### AIM
Report every line from the material that contains the word "contrast".

━━ DATA PROVIDED ━━

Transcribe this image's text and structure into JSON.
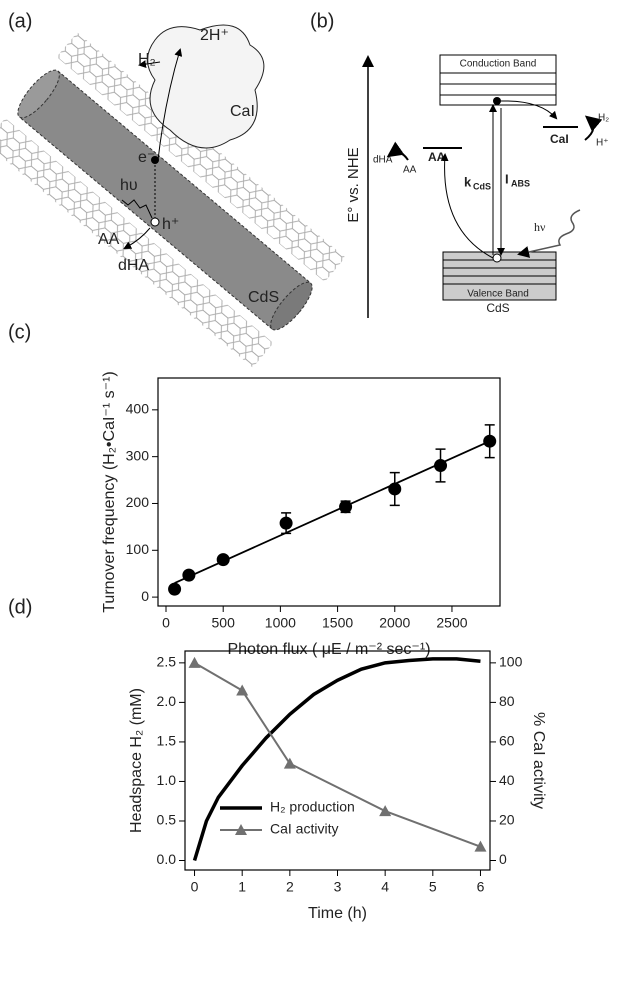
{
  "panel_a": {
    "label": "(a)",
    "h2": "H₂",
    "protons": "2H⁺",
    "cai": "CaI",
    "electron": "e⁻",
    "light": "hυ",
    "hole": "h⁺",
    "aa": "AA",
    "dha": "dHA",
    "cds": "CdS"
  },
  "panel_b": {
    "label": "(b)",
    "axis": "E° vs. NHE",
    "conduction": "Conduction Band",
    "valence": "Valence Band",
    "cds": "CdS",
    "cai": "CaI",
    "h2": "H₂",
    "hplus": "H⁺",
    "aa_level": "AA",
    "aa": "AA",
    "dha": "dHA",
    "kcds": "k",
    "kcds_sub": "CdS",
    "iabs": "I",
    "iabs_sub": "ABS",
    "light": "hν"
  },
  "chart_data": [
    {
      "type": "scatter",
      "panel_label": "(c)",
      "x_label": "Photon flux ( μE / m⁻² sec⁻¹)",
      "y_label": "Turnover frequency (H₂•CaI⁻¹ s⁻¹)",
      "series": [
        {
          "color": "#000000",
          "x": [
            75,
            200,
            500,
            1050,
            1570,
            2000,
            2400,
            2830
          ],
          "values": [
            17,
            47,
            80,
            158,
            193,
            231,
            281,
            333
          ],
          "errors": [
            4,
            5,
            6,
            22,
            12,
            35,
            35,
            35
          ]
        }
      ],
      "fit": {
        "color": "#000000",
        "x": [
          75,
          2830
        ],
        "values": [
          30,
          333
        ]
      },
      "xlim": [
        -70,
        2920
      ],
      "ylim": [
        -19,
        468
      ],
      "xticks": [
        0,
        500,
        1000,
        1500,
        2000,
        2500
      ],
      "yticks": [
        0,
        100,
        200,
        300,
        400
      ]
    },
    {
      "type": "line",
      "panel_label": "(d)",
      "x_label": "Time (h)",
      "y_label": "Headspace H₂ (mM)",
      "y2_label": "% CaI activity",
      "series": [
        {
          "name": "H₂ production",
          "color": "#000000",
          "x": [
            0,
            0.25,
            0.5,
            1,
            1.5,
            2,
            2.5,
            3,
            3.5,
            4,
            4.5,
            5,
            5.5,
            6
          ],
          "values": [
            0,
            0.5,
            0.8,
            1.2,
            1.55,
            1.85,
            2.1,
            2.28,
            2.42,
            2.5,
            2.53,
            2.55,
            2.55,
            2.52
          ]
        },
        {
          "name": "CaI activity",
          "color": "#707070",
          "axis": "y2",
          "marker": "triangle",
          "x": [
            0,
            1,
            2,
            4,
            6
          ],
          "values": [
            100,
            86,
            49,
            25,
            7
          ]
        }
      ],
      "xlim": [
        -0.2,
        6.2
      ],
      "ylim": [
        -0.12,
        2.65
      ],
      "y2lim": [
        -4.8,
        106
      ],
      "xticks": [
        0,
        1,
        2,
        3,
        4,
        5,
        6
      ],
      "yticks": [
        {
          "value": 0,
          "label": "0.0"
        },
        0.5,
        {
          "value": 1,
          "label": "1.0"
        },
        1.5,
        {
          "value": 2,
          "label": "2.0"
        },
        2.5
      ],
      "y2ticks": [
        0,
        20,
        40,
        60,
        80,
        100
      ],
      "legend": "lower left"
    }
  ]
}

━━━
━━ DATA PROVIDED ━━

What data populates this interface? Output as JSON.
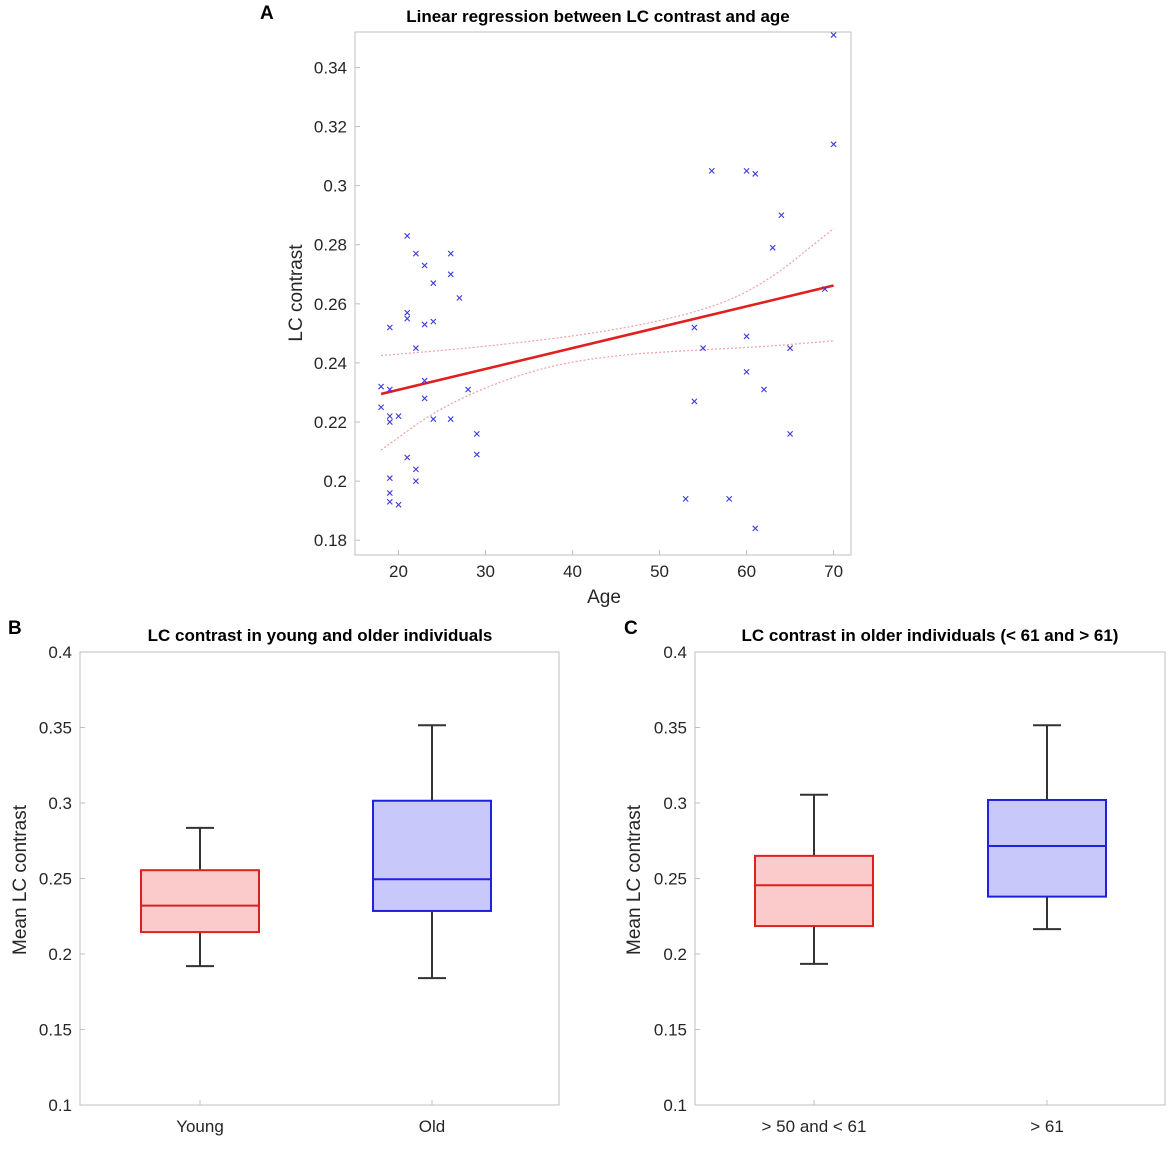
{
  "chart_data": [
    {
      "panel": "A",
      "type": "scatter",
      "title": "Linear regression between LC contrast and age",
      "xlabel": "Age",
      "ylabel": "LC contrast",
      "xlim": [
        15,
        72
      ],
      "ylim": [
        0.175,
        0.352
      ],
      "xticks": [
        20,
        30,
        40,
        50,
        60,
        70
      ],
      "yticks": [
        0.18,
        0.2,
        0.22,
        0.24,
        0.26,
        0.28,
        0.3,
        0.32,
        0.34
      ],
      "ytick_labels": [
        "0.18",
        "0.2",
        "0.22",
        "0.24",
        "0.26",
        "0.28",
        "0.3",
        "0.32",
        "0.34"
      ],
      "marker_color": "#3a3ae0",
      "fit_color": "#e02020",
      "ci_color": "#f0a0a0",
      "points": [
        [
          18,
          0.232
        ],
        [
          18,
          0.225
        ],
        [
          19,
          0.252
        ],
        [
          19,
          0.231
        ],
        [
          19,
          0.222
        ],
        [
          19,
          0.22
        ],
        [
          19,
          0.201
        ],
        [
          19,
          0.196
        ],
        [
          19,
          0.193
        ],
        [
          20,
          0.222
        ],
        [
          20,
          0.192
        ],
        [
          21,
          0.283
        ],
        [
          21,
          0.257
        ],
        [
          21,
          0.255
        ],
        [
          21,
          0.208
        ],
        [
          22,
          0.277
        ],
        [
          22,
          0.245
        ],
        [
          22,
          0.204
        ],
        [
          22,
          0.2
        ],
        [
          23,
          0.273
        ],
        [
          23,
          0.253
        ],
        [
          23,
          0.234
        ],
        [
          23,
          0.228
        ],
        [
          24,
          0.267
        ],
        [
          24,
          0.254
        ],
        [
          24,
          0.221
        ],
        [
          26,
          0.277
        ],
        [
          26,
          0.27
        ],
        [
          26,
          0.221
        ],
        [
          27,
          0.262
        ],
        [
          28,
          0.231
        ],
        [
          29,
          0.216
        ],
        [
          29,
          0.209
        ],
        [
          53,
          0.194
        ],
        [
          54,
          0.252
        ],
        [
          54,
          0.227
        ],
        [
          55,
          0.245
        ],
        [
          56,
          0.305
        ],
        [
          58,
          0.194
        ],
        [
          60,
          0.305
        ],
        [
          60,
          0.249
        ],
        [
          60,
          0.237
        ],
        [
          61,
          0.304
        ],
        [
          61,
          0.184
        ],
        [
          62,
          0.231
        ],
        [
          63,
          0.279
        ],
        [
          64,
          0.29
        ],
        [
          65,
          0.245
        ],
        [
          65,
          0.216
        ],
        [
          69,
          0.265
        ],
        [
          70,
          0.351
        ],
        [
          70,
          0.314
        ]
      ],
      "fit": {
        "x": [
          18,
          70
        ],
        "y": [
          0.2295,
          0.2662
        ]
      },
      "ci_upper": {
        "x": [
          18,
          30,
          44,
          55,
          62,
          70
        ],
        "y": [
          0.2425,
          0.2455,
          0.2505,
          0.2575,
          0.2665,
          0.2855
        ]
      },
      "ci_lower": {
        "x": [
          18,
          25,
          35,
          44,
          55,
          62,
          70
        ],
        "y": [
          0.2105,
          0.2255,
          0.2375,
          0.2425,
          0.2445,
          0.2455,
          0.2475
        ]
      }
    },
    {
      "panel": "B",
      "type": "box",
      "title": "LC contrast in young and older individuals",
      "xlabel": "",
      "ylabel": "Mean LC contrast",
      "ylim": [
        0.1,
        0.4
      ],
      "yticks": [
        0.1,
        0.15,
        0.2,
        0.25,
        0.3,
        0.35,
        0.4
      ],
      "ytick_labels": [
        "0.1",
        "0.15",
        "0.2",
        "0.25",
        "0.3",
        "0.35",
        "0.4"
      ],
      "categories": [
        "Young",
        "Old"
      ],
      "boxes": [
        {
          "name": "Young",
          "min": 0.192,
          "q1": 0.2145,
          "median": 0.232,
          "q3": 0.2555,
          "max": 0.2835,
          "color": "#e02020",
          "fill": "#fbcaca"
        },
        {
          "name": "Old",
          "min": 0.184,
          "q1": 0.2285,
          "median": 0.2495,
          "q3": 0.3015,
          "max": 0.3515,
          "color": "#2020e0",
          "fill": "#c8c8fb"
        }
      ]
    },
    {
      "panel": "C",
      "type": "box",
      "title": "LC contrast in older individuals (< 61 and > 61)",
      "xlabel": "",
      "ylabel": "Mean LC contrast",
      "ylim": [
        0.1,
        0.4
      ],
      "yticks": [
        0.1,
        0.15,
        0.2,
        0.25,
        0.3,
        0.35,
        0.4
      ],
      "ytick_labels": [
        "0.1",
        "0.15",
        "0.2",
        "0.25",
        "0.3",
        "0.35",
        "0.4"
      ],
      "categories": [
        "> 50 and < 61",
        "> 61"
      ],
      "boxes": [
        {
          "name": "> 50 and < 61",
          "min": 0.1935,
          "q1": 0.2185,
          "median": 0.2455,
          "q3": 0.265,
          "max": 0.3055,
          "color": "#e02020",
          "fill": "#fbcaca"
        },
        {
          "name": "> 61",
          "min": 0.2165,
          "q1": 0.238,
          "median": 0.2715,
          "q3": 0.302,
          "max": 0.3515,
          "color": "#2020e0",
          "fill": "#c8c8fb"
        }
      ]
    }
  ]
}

━━━

### ANSWER BELOW
      "title": "Linear regression between LC contrast and age",
      "ylabel": "LC contrast",
      "title": "LC contrast in young and older individuals",
      "ylabel": "Mean LC contrast",
      "title": "LC contrast in older individuals (< 61 and > 61)",
      "ylabel": "Mean LC contrast",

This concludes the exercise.